(Recorded data)
****

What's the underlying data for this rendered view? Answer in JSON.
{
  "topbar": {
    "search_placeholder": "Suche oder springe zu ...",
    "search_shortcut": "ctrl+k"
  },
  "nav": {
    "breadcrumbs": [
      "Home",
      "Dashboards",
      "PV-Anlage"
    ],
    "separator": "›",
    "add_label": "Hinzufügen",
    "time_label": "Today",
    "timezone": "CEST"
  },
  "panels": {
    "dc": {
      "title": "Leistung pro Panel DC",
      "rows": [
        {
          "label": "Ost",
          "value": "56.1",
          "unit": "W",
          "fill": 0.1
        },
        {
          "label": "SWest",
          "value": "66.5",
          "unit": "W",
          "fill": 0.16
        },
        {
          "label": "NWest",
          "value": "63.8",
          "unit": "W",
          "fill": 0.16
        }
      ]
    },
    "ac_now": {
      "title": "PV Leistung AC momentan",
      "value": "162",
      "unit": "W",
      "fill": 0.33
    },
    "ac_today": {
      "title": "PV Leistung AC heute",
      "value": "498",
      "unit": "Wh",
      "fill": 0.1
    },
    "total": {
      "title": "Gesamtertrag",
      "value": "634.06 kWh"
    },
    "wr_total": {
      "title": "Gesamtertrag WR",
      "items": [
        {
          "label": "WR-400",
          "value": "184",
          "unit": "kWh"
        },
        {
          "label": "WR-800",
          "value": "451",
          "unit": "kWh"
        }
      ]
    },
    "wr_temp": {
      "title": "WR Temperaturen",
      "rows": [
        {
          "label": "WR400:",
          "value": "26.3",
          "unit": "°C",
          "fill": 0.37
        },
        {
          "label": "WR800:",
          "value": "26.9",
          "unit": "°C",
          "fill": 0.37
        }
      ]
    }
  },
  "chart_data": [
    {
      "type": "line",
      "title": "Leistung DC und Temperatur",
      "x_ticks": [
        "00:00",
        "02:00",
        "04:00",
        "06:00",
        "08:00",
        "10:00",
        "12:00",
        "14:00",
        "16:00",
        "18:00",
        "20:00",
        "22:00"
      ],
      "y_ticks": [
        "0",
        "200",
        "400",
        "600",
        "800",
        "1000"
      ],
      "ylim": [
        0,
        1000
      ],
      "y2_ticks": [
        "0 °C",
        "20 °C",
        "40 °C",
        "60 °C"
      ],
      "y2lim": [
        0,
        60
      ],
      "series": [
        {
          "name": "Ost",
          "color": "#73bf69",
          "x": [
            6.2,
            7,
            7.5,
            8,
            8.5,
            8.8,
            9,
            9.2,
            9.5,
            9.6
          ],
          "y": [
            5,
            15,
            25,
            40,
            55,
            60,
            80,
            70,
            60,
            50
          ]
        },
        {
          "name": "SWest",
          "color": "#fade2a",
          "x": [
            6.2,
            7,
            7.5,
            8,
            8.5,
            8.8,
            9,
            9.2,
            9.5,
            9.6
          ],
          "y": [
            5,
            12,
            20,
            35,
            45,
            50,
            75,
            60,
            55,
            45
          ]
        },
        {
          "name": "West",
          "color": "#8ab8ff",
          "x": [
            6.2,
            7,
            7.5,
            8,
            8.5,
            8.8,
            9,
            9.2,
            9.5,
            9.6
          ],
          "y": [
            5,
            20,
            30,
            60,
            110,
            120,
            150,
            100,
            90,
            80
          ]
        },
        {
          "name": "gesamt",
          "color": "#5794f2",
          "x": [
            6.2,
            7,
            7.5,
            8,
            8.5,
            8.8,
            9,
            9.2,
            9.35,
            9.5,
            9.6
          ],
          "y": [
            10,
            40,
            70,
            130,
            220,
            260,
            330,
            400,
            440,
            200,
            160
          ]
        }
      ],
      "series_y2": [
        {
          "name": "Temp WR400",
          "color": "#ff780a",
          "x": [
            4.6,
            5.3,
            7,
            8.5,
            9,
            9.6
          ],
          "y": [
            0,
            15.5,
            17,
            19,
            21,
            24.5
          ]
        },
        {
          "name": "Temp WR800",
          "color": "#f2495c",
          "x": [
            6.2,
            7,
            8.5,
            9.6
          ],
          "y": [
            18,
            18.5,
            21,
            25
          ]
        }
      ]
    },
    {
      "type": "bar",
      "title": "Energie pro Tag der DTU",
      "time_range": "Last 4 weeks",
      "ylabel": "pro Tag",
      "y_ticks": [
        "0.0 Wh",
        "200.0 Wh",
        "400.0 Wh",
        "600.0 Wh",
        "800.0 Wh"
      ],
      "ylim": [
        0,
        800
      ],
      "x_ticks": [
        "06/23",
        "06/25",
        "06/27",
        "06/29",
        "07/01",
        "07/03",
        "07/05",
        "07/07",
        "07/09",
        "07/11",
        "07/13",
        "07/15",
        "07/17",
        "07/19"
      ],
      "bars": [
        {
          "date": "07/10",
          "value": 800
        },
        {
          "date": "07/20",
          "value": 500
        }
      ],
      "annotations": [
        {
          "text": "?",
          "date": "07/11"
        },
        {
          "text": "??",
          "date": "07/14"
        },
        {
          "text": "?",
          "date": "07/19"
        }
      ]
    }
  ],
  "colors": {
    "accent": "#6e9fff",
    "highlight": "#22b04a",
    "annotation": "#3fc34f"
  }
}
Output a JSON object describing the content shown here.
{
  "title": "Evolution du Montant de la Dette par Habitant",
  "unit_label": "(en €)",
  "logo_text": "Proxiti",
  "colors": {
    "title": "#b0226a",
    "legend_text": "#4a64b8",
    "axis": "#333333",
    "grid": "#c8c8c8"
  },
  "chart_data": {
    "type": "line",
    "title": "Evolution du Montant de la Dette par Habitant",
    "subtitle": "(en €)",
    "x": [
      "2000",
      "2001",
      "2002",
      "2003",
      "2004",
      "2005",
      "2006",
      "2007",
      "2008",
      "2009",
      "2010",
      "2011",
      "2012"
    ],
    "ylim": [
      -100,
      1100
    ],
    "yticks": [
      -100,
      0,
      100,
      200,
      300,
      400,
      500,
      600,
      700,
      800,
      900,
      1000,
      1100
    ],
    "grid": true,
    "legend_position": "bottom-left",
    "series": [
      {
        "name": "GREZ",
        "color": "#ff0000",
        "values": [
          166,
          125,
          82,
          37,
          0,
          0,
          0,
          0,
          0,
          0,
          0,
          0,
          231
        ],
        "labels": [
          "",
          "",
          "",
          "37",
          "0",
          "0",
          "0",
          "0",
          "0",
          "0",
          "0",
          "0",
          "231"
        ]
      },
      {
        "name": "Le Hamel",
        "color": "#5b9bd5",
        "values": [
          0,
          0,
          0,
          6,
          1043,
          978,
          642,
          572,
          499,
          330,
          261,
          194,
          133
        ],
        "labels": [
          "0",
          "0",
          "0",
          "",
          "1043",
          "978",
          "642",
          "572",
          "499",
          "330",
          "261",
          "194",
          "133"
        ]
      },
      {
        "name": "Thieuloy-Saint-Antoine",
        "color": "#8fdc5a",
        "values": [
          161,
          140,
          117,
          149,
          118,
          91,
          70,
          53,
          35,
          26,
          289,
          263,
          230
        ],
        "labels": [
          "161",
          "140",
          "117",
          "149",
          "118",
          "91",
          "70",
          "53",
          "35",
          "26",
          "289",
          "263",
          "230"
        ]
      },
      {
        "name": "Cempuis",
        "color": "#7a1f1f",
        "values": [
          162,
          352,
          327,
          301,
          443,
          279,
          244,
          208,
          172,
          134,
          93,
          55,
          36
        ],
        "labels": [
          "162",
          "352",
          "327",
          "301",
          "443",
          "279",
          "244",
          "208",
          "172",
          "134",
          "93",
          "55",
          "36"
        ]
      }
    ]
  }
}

****

▸ **TASK**:
Look through the data and gather every line with the string "Gesamtertrag" in it.

▸ **EXERCISE ANSWER**:
      "title": "Gesamtertrag",
      "title": "Gesamtertrag WR",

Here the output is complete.